**Consigne 1:**
Répondez aux questions suivantes sur l'arrêt de la cour d'appel de Douai :
(a) À quelle date l'audience publique des débats s'est-elle tenue ?
(b) Pour quel montant la saisie-attribution du 23 mars 2018 a-t-elle été pratiquée ?
(c) Quelle juridiction a rendu le jugement du 22 mars 2021 ?

**Article:**
+ + + + +

SA Assurances du Credit Mutuel Vie

[Adresse 3]

[Localité 5]



Représentée par Me François-Xavier Lagarde, avocat au barreau de ...

République Française

Au nom du Peuple Français

COUR D'APPEL DE DOUAI

TROISIEME CHAMBRE

ARRÊT DU 19/05/2022

****

N° de MINUTE : 22/216

N° RG 21/02300 - N° Portalis DBVT-V-B7F-TSPE

Jugement (N° 1120-00180) rendu le 22 mars 2021 par le tribunal de proximité de Boulogne sur Mer

APPELANT

Monsieur [T] [V]

né le 16 novembre 1946 à [Localité 6]

de nationalité française

[Adresse 2]

[Localité 4]

Représenté par Me Isabelle Pauwels, avocat au barreau de Boulogne-sur-Mer

INTIMÉE

SA Assurances du Credit Mutuel Vie

[Adresse 3]

[Localité 5]

Représentée par Me François-Xavier Lagarde, avocat au barreau de Lille et Me Serge Paulus, avocat au barreau de Strasbourg

DÉBATS à l'audience publique du 02 mars 2022 tenue par Claire Bertin magistrat chargé d'instruire le dossier qui, a entendu seul(e) les plaidoiries, les conseils des parties ne s'y étant pas opposés et qui en a rendu compte à la cour dans son délibéré (article 786 du code de procédure civile).

Les parties ont été avisées à l'issue des débats que l'arrêt serait prononcé par sa mise à disposition au greffe

GREFFIER LORS DES DÉBATS :Harmony Poyteau

COMPOSITION DE LA COUR LORS DU DÉLIBÉRÉ

Guillaume Salomon, président de chambre

Claire Bertin, conseiller

Danielle Thébaud, conseiller

ARRÊT CONTRADICTOIRE prononcé publiquement par mise à disposition au greffe le 19 mai 2022 (date indiquée à l'issue des débats) et signé par Guillaume Salomon, président et Harmony Poyteau, greffier, auquel la minute a été remise par le magistrat signataire.

ORDONNANCE DE CLÔTURE DU : 7 février 2022

****

EXPOSE DU LITIGE :

1.Les faits et la procédure antérieure :

[M] [O], épouse [V] ([M] [V]), est décédée le 4 janvier 2018. Par courrier du 13 mars 2018, la SA Assurances du crédit mutuel vie (Acm) a indiqué à M. [T] [V], veuf d'[M] [V], qu'elle créditait son compte n°[XXXXXXXXXX01] ouvert auprès de la caisse de Crédit mutuel de Marquise (Crédit mutuel) d'une somme de 6 250,72 euros en exécution du contrat d'assurance retraite souscrit par [M] [V].

Néanmoins, ce compte avait été clôturé par le Crédit mutuel le 22 septembre 2000. Et, en raison d'un contentieux pendant avec le Crédit mutuel, ce dernier a procédé à une saisie-attribution le 23 mars 2018 pour un montant de 35 216,47 euros.

+ + + + +

**Jeu d'entrées:**

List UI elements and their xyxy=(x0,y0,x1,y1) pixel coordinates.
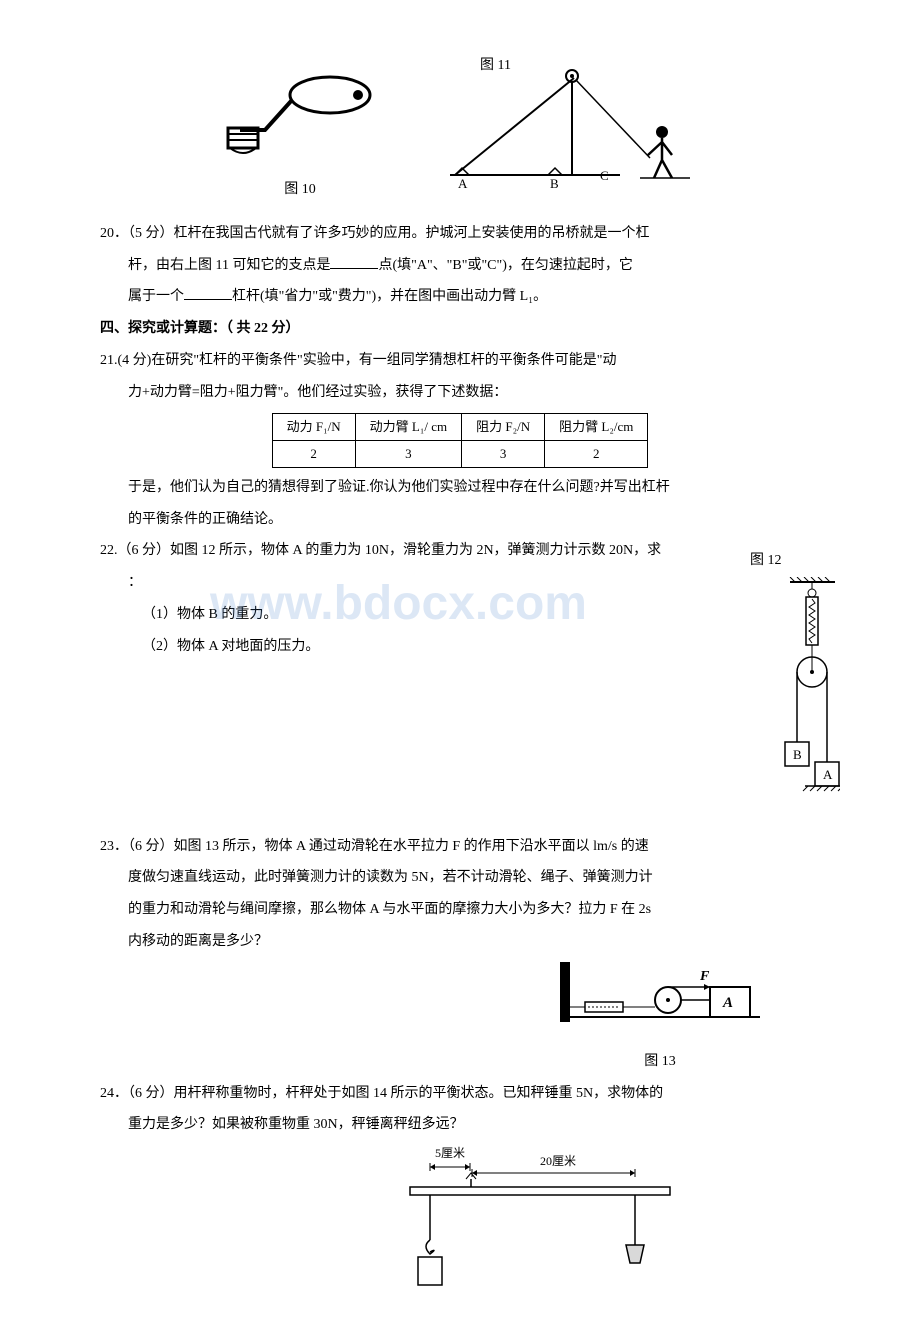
blank-fulcrum[interactable] xyxy=(330,254,378,269)
q22-item2: （2）物体 A 对地面的压力。 xyxy=(100,635,820,659)
fig10-caption: 图 10 xyxy=(284,178,316,202)
q24-l2: 重力是多少？如果被称重物重 30N，秤锤离秤纽多远？ xyxy=(100,1113,820,1137)
q20-l1: （5 分）杠杆在我国古代就有了许多巧妙的应用。护城河上安装使用的吊桥就是一个杠 xyxy=(128,226,650,241)
q23: 23．（6 分）如图 13 所示，物体 A 通过动滑轮在水平拉力 F 的作用下沿… xyxy=(100,835,820,859)
td2: 3 xyxy=(355,440,461,467)
svg-text:A: A xyxy=(722,995,733,1011)
th2: 动力臂 L₁/ cm xyxy=(355,413,461,440)
q20-l3: 属于一个杠杆(填"省力"或"费力")，并在图中画出动力臂 L₁。 xyxy=(100,285,820,309)
q22-item1: （1）物体 B 的重力。 xyxy=(100,603,820,627)
pointA-label: A xyxy=(458,176,468,190)
q22-num: 22. xyxy=(100,543,118,558)
svg-text:B: B xyxy=(793,747,802,762)
th3: 阻力 F₂/N xyxy=(462,413,545,440)
fig11-caption: 图 11 xyxy=(480,54,511,78)
pointB-label: B xyxy=(550,176,559,190)
figure-12: 图 12 B A xyxy=(750,549,840,806)
td3: 3 xyxy=(462,440,545,467)
q21-l2: 力+动力臂=阻力+阻力臂"。他们经过实验，获得了下述数据： xyxy=(100,381,820,405)
svg-text:A: A xyxy=(823,767,833,782)
figure-row-top: 图 10 图 11 A B C xyxy=(100,60,820,202)
q20-num: 20． xyxy=(100,226,128,241)
figure-11: 图 11 A B C xyxy=(440,60,700,202)
steelyard-icon: 5厘米 20厘米 xyxy=(400,1145,680,1295)
figure-10: 图 10 xyxy=(220,60,380,202)
q21-table: 动力 F₁/N 动力臂 L₁/ cm 阻力 F₂/N 阻力臂 L₂/cm 2 3… xyxy=(272,413,649,468)
dim-20cm: 20厘米 xyxy=(540,1154,576,1168)
th4: 阻力臂 L₂/cm xyxy=(545,413,648,440)
q22-l1: （6 分）如图 12 所示，物体 A 的重力为 10N，滑轮重力为 2N，弹簧测… xyxy=(118,543,662,558)
section4-title: 四、探究或计算题：（ 共 22 分） xyxy=(100,317,820,341)
bottle-opener-icon xyxy=(220,60,380,170)
fig13-caption: 图 13 xyxy=(644,1050,676,1074)
pointC-label: C xyxy=(600,168,609,183)
drawbridge-icon: A B C xyxy=(440,60,700,190)
q21-l1: (4 分)在研究"杠杆的平衡条件"实验中，有一组同学猜想杠杆的平衡条件可能是"动 xyxy=(118,353,617,368)
q21-num: 21. xyxy=(100,353,118,368)
q23-l1: （6 分）如图 13 所示，物体 A 通过动滑轮在水平拉力 F 的作用下沿水平面… xyxy=(128,839,649,854)
fig12-caption: 图 12 xyxy=(750,549,840,573)
figure-14-wrap: 5厘米 20厘米 xyxy=(100,1145,820,1295)
q21-l4: 的平衡条件的正确结论。 xyxy=(100,508,820,532)
horizontal-pulley-icon: F A xyxy=(560,962,760,1032)
q21: 21.(4 分)在研究"杠杆的平衡条件"实验中，有一组同学猜想杠杆的平衡条件可能… xyxy=(100,349,820,373)
blank-lever-type[interactable] xyxy=(184,285,232,300)
q24-l1: （6 分）用杆秤称重物时，杆秤处于如图 14 所示的平衡状态。已知秤锤重 5N，… xyxy=(128,1086,663,1101)
q23-l4: 内移动的距离是多少？ xyxy=(100,930,820,954)
q22-block: 22.（6 分）如图 12 所示，物体 A 的重力为 10N，滑轮重力为 2N，… xyxy=(100,539,820,826)
q22-colon: ： xyxy=(100,571,820,595)
q20-l2: 杆，由右上图 11 可知它的支点是点(填"A"、"B"或"C")，在匀速拉起时，… xyxy=(100,254,820,278)
pulley-spring-icon: B A xyxy=(750,577,840,797)
q23-num: 23． xyxy=(100,839,128,854)
q24: 24．（6 分）用杆秤称重物时，杆秤处于如图 14 所示的平衡状态。已知秤锤重 … xyxy=(100,1082,820,1106)
q24-num: 24． xyxy=(100,1086,128,1101)
dim-5cm: 5厘米 xyxy=(435,1146,465,1160)
q23-l2: 度做匀速直线运动，此时弹簧测力计的读数为 5N，若不计动滑轮、绳子、弹簧测力计 xyxy=(100,866,820,890)
q20: 20．（5 分）杠杆在我国古代就有了许多巧妙的应用。护城河上安装使用的吊桥就是一… xyxy=(100,222,820,246)
q23-l3: 的重力和动滑轮与绳间摩擦，那么物体 A 与水平面的摩擦力大小为多大？拉力 F 在… xyxy=(100,898,820,922)
th1: 动力 F₁/N xyxy=(272,413,355,440)
svg-text:F: F xyxy=(699,969,710,984)
figure-13-wrap: F A 图 13 xyxy=(100,962,820,1074)
q21-l3: 于是，他们认为自己的猜想得到了验证.你认为他们实验过程中存在什么问题?并写出杠杆 xyxy=(100,476,820,500)
td1: 2 xyxy=(272,440,355,467)
td4: 2 xyxy=(545,440,648,467)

+ + + + +

**Consigne 2:** Recopiez fidèlement, s'il vous plaît, les entrées situées entre la ligne contenant "blank-fulcrum[interactable] xyxy=(330,254,378,269)" et celle contenant "th2: 动力臂 L₁/ cm xyxy=(355,413,461,440)", ces deux lignes comprises.

**Réponse attendue 1:**
(a) Le 2 mars 2022.
(b) 35 216,47 euros.
(c) Le tribunal de proximité de Boulogne sur Mer.

**Réponse attendue 2:**
blank-fulcrum[interactable] xyxy=(330,254,378,269)
q22-item2: （2）物体 A 对地面的压力。 xyxy=(100,635,820,659)
fig10-caption: 图 10 xyxy=(284,178,316,202)
q24-l2: 重力是多少？如果被称重物重 30N，秤锤离秤纽多远？ xyxy=(100,1113,820,1137)
q20-l1: （5 分）杠杆在我国古代就有了许多巧妙的应用。护城河上安装使用的吊桥就是一个杠 xyxy=(128,226,650,241)
q23: 23．（6 分）如图 13 所示，物体 A 通过动滑轮在水平拉力 F 的作用下沿… xyxy=(100,835,820,859)
td2: 3 xyxy=(355,440,461,467)
svg-text:A: A xyxy=(722,995,733,1011)
th2: 动力臂 L₁/ cm xyxy=(355,413,461,440)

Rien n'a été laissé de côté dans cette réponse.